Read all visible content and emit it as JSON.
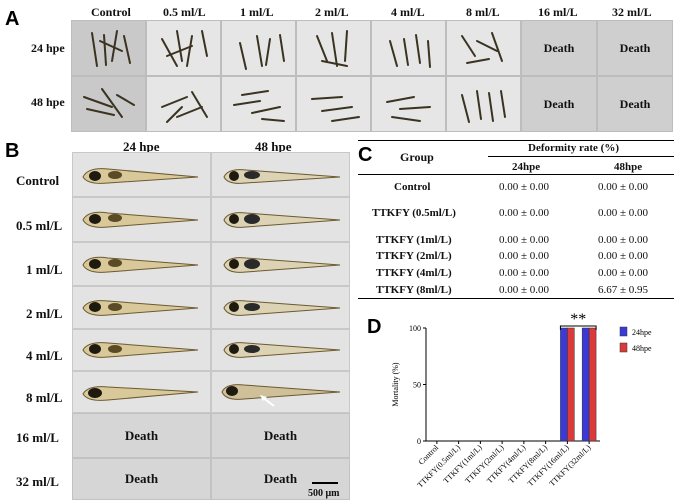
{
  "panels": {
    "a": "A",
    "b": "B",
    "c": "C",
    "d": "D"
  },
  "panel_a": {
    "columns": [
      "Control",
      "0.5 ml/L",
      "1 ml/L",
      "2 ml/L",
      "4 ml/L",
      "8 ml/L",
      "16 ml/L",
      "32 ml/L"
    ],
    "rows": [
      "24 hpe",
      "48 hpe"
    ],
    "death_text": "Death"
  },
  "panel_b": {
    "columns": [
      "24 hpe",
      "48 hpe"
    ],
    "rows": [
      "Control",
      "0.5 ml/L",
      "1 ml/L",
      "2 ml/L",
      "4 ml/L",
      "8 ml/L",
      "16 ml/L",
      "32 ml/L"
    ],
    "death_text": "Death",
    "scale_bar": "500 μm"
  },
  "panel_c": {
    "header_group": "Group",
    "header_rate": "Deformity rate (%)",
    "header_24": "24hpe",
    "header_48": "48hpe",
    "rows": [
      {
        "group": "Control",
        "h24": "0.00 ± 0.00",
        "h48": "0.00 ± 0.00"
      },
      {
        "group": "TTKFY  (0.5ml/L)",
        "h24": "0.00 ± 0.00",
        "h48": "0.00 ± 0.00"
      },
      {
        "group": "TTKFY  (1ml/L)",
        "h24": "0.00 ± 0.00",
        "h48": "0.00 ± 0.00"
      },
      {
        "group": "TTKFY  (2ml/L)",
        "h24": "0.00 ± 0.00",
        "h48": "0.00 ± 0.00"
      },
      {
        "group": "TTKFY  (4ml/L)",
        "h24": "0.00 ± 0.00",
        "h48": "0.00 ± 0.00"
      },
      {
        "group": "TTKFY  (8ml/L)",
        "h24": "0.00 ± 0.00",
        "h48": "6.67 ± 0.95"
      }
    ]
  },
  "chart_data": {
    "type": "bar",
    "categories": [
      "Control",
      "TTKFY(0.5ml/L)",
      "TTKFY(1ml/L)",
      "TTKFY(2ml/L)",
      "TTKFY(4ml/L)",
      "TTKFY(8ml/L)",
      "TTKFY(16ml/L)",
      "TTKFY(32ml/L)"
    ],
    "series": [
      {
        "name": "24hpe",
        "color": "#3a3ad6",
        "values": [
          0,
          0,
          0,
          0,
          0,
          0,
          100,
          100
        ]
      },
      {
        "name": "48hpe",
        "color": "#d93a3a",
        "values": [
          0,
          0,
          0,
          0,
          0,
          0,
          100,
          100
        ]
      }
    ],
    "ylabel": "Mortality (%)",
    "ylim": [
      0,
      100
    ],
    "yticks": [
      "0",
      "50",
      "100"
    ],
    "annotation": "**",
    "legend": "top-right"
  }
}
====
### Set problem
From the entries above, copy every line where the word "TTKFY" shows up.

### Exercise solution
        "group": "TTKFY  (0.5ml/L)",
        "group": "TTKFY  (1ml/L)",
        "group": "TTKFY  (2ml/L)",
        "group": "TTKFY  (4ml/L)",
        "group": "TTKFY  (8ml/L)",
      "TTKFY(0.5ml/L)",
      "TTKFY(1ml/L)",
      "TTKFY(2ml/L)",
      "TTKFY(4ml/L)",
      "TTKFY(8ml/L)",
      "TTKFY(16ml/L)",
      "TTKFY(32ml/L)"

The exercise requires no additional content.